↓↓↓

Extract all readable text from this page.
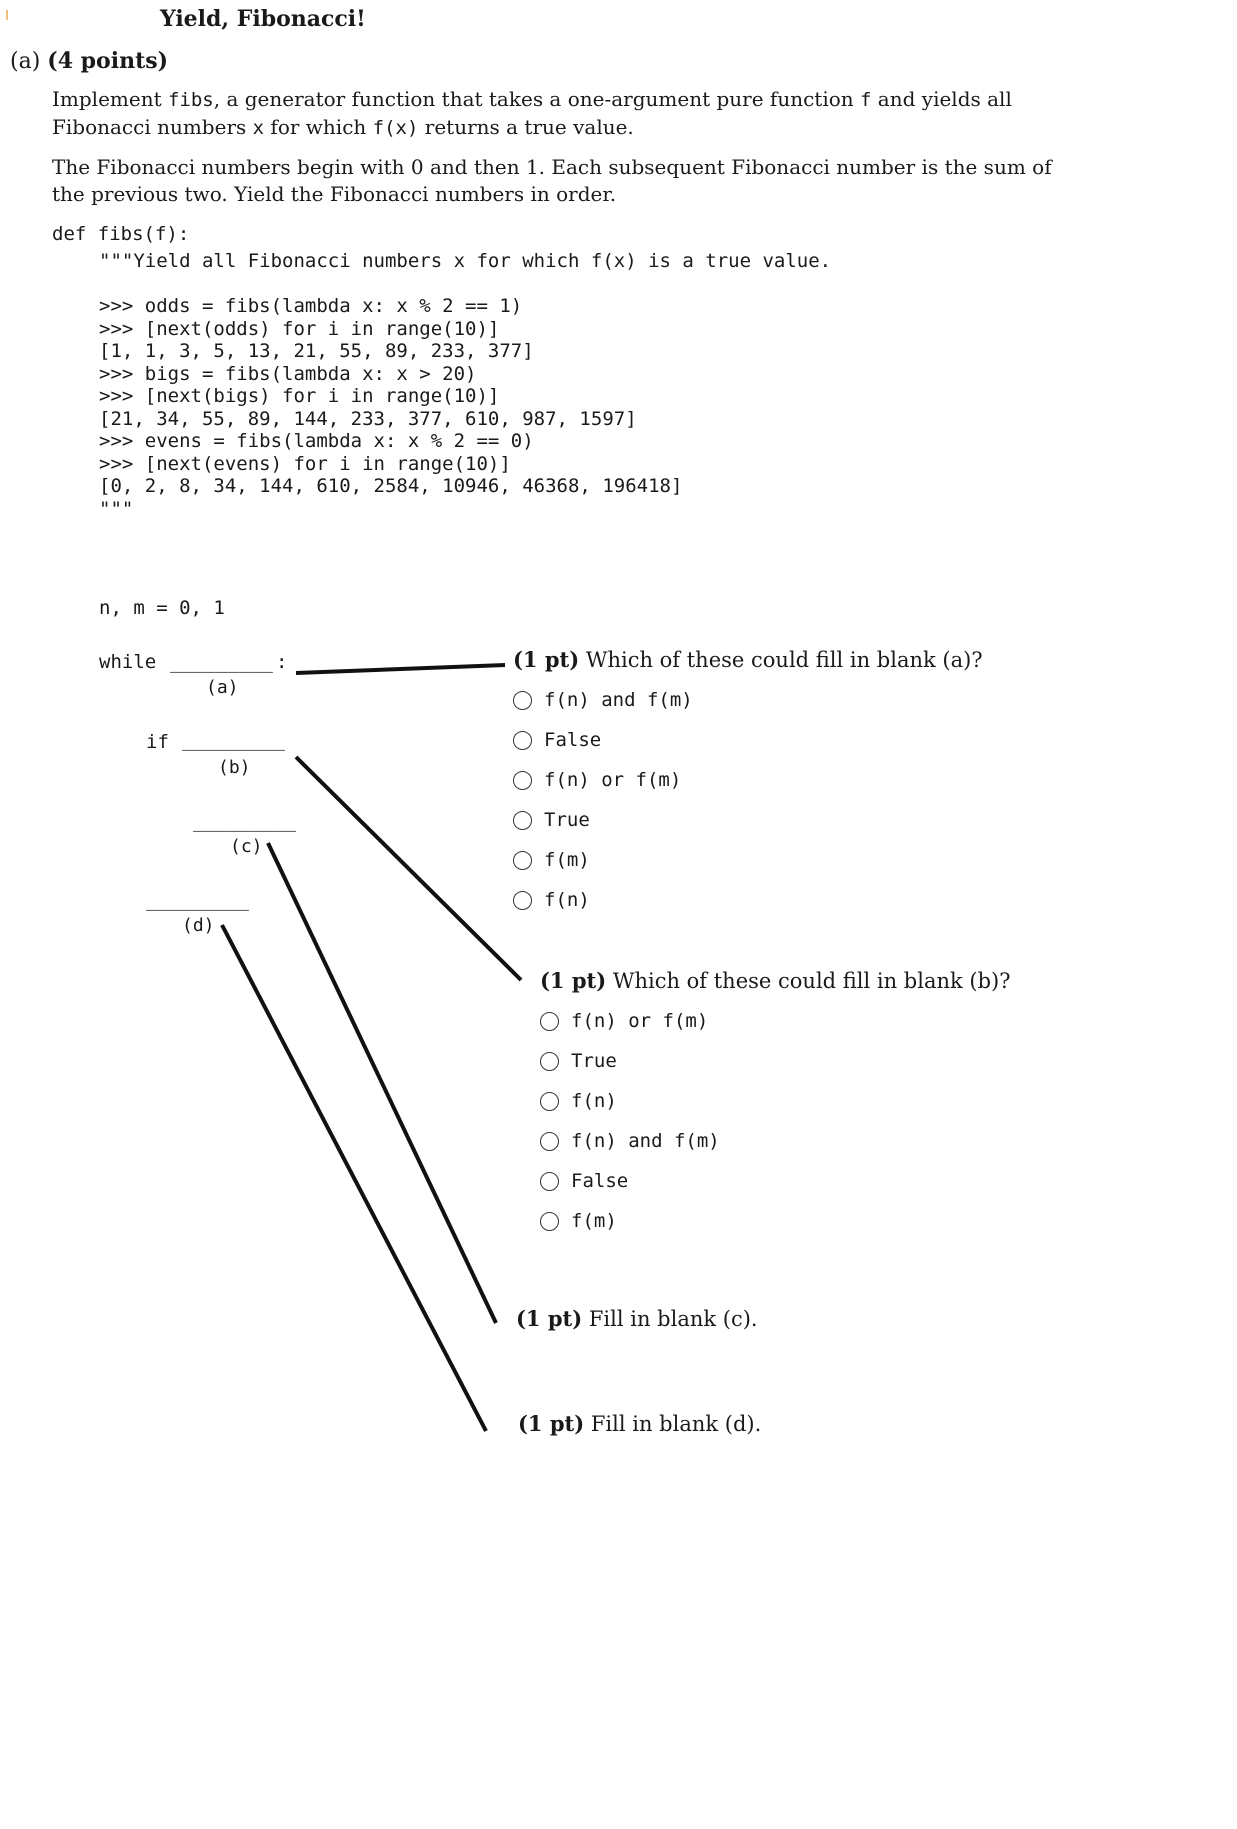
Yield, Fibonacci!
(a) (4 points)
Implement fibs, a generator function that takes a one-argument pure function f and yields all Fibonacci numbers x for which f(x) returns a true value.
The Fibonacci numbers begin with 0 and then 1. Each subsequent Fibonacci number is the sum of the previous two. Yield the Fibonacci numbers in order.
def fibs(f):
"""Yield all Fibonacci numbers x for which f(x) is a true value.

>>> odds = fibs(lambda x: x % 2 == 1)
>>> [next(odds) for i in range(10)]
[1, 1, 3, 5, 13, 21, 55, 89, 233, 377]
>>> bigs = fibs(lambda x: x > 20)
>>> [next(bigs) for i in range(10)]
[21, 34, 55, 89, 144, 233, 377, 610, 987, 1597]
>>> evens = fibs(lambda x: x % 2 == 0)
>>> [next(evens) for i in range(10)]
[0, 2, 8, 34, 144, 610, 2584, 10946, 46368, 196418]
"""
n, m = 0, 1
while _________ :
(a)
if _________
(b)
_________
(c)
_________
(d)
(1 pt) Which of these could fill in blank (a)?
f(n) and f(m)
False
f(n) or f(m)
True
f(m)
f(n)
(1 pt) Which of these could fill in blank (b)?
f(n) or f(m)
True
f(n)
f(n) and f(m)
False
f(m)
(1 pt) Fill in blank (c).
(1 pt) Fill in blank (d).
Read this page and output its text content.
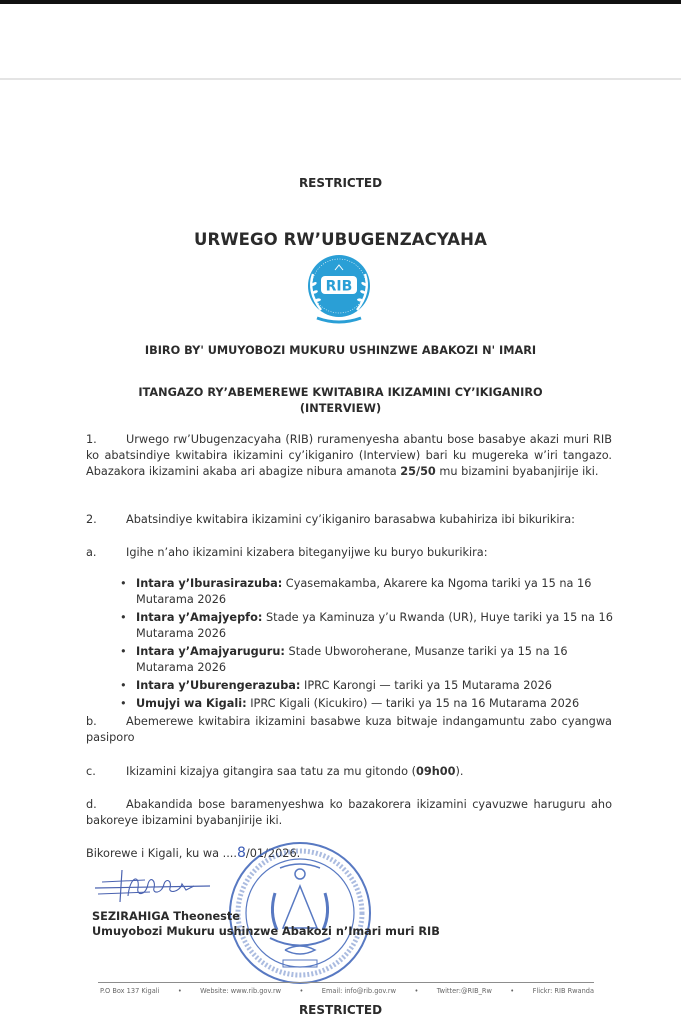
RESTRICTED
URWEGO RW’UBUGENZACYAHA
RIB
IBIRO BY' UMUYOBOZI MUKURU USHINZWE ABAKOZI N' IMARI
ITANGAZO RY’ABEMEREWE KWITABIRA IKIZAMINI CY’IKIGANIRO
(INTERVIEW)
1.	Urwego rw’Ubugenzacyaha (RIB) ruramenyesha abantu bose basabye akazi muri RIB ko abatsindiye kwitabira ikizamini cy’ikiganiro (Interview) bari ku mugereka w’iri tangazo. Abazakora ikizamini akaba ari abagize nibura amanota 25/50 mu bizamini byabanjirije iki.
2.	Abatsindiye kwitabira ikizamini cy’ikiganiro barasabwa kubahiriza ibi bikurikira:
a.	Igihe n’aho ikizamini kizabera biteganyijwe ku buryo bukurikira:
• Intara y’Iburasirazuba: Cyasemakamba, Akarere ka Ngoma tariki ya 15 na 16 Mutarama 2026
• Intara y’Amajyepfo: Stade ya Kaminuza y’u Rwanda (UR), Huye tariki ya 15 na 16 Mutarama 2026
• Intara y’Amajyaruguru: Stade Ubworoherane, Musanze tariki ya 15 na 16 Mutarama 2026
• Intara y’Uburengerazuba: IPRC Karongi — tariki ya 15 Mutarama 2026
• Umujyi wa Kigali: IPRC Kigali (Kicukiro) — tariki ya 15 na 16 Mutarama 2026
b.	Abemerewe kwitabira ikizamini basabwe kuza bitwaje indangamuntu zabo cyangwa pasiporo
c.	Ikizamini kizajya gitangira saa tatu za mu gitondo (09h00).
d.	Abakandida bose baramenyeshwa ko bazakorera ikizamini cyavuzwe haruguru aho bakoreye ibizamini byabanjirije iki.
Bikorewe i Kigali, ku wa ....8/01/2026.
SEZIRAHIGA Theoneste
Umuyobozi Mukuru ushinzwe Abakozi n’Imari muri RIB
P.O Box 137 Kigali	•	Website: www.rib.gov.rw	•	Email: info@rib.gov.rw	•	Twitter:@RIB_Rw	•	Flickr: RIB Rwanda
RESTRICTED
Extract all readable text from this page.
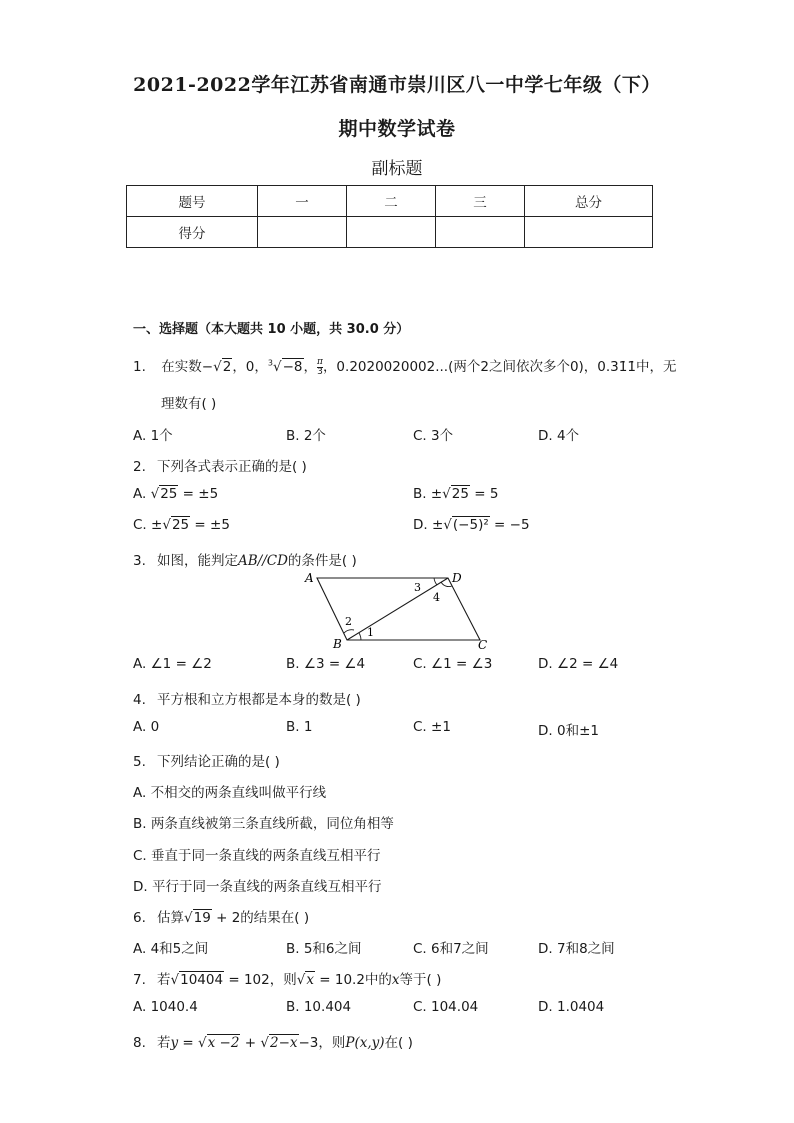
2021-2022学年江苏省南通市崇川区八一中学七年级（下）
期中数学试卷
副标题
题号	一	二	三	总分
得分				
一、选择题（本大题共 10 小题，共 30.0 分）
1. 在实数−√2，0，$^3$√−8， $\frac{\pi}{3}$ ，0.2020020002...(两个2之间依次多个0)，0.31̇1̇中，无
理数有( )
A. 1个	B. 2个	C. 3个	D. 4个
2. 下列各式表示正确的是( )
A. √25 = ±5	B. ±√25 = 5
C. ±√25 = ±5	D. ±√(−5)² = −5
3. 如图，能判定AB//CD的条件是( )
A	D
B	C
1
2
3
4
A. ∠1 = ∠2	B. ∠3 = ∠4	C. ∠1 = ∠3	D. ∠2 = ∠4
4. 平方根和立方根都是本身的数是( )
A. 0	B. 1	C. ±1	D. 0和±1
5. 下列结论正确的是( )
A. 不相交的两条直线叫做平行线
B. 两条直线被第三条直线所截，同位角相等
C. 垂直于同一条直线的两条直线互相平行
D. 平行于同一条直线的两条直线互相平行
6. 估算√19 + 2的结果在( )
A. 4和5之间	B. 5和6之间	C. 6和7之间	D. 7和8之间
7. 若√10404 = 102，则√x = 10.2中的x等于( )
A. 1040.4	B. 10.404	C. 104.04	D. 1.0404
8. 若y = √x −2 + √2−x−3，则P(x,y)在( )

↑↑↑

• _Brief_
State the count of lines that contain the string "bigs". Nothing else is needed.

• _Expected output_
2